> **What the task requires**: Set out every line bearing the string "them".

> **Records supplied**:
++++++++++
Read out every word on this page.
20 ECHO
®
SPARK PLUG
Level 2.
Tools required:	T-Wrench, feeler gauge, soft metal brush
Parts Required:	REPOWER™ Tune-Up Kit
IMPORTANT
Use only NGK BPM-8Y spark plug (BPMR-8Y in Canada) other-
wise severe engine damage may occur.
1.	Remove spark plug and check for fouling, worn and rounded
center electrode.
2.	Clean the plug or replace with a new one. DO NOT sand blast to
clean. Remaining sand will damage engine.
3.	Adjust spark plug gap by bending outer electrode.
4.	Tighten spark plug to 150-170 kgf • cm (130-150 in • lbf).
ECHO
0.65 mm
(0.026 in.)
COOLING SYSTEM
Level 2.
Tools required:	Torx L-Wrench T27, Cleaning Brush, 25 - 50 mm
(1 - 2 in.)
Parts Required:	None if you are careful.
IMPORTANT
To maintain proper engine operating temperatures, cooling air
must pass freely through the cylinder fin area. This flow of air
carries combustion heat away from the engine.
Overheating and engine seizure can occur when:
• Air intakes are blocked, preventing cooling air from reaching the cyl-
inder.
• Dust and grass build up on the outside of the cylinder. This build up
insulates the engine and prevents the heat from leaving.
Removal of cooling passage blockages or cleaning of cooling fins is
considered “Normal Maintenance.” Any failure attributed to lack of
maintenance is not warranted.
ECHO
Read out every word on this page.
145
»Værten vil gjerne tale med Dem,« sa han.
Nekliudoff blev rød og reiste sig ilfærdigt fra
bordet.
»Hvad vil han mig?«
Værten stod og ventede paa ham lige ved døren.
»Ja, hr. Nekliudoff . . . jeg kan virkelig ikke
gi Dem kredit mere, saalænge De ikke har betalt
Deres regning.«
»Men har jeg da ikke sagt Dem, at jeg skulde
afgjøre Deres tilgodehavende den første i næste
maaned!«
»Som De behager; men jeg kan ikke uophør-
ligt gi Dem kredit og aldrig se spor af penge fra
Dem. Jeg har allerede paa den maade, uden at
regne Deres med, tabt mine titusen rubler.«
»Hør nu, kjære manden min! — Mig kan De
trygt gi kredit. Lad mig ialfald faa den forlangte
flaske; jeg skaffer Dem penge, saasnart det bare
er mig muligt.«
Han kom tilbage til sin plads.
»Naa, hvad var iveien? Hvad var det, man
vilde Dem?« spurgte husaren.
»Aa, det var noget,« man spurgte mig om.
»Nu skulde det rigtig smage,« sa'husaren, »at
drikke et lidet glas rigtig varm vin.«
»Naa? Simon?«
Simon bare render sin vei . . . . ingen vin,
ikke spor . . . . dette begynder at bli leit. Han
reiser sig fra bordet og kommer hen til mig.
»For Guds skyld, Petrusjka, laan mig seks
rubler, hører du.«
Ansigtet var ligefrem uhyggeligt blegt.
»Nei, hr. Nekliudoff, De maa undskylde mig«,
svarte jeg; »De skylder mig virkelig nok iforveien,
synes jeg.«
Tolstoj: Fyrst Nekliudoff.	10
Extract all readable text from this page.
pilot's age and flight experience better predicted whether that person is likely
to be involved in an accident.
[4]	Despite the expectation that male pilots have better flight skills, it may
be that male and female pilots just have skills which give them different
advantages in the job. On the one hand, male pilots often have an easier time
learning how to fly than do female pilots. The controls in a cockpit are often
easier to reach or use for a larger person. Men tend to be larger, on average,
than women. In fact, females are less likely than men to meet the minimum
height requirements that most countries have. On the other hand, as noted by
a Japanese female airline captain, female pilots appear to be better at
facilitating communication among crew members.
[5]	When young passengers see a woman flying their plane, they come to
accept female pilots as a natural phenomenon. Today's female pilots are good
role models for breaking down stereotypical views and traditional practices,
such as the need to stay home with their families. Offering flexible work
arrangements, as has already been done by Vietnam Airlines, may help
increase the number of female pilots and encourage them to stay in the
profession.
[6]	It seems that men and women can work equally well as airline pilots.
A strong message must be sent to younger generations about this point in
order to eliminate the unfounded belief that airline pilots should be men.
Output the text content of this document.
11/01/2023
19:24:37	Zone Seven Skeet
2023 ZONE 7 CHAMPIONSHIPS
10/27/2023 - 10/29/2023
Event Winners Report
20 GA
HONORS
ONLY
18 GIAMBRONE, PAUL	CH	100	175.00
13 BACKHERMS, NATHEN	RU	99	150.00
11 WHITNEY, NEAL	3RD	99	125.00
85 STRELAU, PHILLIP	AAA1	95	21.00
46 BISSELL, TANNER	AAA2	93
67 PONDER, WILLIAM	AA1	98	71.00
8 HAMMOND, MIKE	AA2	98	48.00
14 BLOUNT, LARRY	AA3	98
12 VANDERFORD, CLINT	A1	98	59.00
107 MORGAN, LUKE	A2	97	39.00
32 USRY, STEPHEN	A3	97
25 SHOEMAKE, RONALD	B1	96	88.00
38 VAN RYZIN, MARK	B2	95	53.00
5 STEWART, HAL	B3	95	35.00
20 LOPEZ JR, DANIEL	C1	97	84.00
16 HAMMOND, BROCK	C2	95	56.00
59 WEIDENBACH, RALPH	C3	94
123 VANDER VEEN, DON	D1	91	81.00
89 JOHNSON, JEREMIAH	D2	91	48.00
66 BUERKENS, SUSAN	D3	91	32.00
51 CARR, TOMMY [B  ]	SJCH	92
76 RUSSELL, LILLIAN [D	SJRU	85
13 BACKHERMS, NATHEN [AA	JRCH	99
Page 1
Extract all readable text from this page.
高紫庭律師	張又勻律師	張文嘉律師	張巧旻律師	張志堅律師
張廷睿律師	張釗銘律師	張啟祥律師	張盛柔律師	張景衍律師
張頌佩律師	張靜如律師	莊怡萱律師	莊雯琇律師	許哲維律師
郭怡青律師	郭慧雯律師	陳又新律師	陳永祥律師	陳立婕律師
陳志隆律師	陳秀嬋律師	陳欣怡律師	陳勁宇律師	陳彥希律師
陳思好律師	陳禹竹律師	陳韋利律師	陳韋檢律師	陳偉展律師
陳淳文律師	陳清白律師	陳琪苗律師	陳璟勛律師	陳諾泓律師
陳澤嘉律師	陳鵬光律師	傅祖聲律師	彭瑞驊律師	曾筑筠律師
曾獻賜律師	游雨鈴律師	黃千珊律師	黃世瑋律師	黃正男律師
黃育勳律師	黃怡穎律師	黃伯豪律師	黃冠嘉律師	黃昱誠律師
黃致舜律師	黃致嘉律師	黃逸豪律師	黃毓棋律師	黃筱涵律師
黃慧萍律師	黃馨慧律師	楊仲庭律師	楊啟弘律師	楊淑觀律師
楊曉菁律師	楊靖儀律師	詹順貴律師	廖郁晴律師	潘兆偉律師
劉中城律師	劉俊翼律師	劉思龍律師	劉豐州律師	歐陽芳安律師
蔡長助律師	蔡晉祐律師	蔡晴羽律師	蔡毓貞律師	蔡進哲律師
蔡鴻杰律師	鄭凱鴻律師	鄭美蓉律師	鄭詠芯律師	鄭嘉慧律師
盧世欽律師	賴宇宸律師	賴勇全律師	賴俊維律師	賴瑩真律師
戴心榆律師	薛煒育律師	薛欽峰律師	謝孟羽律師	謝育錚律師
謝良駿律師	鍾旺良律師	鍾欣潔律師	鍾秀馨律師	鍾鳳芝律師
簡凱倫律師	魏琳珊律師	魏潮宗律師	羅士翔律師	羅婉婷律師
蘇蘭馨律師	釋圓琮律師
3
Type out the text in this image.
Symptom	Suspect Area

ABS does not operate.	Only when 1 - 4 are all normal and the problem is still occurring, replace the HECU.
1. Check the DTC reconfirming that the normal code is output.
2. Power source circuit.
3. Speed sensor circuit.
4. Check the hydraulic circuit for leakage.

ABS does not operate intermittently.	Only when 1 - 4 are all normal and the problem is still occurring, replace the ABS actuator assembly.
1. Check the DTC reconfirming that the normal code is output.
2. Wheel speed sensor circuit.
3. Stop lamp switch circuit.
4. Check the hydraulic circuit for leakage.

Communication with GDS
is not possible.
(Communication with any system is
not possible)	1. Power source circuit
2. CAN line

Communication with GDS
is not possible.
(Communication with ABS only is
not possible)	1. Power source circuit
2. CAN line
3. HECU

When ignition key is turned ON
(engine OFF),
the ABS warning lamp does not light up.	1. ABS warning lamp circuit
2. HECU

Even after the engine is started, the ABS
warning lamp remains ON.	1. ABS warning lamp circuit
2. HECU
++++++++++
> **Expected output**:
be that male and female pilots just have skills which give them different
increase the number of female pilots and encourage them to stay in the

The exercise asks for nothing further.